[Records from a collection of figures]

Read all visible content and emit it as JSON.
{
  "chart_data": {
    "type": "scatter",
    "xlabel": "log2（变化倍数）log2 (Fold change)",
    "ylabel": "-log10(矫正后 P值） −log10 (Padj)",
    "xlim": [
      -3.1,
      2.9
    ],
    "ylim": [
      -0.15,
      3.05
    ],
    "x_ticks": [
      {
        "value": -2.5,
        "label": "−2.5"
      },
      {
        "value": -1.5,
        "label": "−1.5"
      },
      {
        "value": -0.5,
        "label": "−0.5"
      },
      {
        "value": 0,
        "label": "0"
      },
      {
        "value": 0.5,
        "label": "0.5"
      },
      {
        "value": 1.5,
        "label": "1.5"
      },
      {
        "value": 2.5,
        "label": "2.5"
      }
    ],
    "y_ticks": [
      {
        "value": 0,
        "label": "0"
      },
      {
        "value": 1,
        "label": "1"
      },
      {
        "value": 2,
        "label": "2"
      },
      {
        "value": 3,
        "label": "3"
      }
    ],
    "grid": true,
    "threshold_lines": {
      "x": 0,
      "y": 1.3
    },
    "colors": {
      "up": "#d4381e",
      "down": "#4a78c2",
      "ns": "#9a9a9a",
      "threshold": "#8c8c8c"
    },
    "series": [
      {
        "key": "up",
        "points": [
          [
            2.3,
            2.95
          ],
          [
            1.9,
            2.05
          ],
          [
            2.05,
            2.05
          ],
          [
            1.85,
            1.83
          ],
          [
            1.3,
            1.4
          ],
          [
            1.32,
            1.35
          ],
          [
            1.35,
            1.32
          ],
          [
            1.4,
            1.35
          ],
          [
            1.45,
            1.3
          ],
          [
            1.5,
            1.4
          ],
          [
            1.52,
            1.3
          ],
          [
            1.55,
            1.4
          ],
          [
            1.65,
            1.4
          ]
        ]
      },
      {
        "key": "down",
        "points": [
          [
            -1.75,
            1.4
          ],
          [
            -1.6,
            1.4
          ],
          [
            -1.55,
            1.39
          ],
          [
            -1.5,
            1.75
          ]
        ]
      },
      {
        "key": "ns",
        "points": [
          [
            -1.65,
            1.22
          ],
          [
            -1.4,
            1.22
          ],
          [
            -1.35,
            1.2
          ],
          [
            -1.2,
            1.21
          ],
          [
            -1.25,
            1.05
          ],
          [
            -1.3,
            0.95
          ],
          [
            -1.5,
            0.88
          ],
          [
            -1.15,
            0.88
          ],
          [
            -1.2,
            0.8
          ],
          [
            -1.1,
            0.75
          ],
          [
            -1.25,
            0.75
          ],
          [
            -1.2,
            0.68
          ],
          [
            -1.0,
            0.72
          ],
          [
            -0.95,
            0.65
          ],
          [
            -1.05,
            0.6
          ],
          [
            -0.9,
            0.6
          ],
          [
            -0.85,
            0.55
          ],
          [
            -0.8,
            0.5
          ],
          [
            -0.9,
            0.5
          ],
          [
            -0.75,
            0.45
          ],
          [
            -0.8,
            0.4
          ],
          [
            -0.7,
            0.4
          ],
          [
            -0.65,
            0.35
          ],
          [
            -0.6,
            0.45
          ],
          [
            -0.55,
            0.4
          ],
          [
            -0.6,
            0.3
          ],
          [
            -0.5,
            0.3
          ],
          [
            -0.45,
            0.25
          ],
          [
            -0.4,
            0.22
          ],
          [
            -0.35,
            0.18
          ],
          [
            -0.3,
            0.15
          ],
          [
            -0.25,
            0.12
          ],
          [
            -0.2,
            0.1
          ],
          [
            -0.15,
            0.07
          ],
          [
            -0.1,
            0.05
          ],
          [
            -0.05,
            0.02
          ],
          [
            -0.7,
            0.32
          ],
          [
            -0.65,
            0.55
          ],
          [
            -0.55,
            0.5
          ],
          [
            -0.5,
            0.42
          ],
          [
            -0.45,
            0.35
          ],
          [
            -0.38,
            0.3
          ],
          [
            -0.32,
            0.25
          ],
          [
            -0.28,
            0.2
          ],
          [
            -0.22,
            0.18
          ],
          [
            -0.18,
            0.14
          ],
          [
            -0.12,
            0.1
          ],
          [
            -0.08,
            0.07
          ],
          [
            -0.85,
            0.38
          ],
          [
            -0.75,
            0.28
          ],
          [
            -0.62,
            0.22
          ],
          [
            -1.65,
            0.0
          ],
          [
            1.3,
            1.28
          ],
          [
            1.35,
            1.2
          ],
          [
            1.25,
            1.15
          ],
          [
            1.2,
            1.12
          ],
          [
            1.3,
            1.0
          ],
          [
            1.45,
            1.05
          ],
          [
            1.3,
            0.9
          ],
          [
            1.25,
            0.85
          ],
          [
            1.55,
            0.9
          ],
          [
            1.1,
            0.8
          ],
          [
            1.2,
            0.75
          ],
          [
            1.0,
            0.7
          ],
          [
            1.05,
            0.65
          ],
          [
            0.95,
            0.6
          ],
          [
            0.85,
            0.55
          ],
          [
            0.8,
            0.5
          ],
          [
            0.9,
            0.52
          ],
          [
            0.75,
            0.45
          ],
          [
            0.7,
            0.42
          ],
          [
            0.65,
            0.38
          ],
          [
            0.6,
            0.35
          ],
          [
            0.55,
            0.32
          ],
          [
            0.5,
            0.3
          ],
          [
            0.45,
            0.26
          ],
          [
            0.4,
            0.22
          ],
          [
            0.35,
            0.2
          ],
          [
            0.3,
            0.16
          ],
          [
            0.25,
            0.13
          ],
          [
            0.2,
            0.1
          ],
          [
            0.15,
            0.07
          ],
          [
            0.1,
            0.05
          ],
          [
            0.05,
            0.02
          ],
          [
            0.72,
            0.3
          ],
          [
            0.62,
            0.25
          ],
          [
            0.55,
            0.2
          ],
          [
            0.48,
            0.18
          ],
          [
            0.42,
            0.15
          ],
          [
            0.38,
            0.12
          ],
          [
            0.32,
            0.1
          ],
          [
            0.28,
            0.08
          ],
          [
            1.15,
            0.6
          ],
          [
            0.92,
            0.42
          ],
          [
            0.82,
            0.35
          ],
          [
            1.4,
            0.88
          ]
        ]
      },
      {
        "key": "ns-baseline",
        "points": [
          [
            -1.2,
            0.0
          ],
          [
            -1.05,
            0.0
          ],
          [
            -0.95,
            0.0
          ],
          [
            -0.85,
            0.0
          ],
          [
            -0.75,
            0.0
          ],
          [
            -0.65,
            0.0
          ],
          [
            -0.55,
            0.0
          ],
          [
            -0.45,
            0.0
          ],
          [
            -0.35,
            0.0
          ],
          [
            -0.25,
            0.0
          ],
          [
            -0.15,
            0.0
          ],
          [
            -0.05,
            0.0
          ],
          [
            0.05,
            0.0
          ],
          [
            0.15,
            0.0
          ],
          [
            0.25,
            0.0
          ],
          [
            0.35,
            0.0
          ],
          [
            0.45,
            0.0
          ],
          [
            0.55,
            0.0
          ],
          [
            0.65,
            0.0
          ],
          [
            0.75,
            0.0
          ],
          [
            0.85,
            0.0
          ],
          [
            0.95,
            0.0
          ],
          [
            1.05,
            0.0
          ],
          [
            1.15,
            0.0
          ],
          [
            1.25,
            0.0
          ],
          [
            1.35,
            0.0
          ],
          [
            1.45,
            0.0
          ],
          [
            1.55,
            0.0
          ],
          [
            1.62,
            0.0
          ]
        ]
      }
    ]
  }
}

Objective: Copy every line from the records above that contains the word "value".

Response to the task:
        "value": -2.5,
        "value": -1.5,
        "value": -0.5,
        "value": 0,
        "value": 0.5,
        "value": 1.5,
        "value": 2.5,
        "value": 0,
        "value": 1,
        "value": 2,
        "value": 3,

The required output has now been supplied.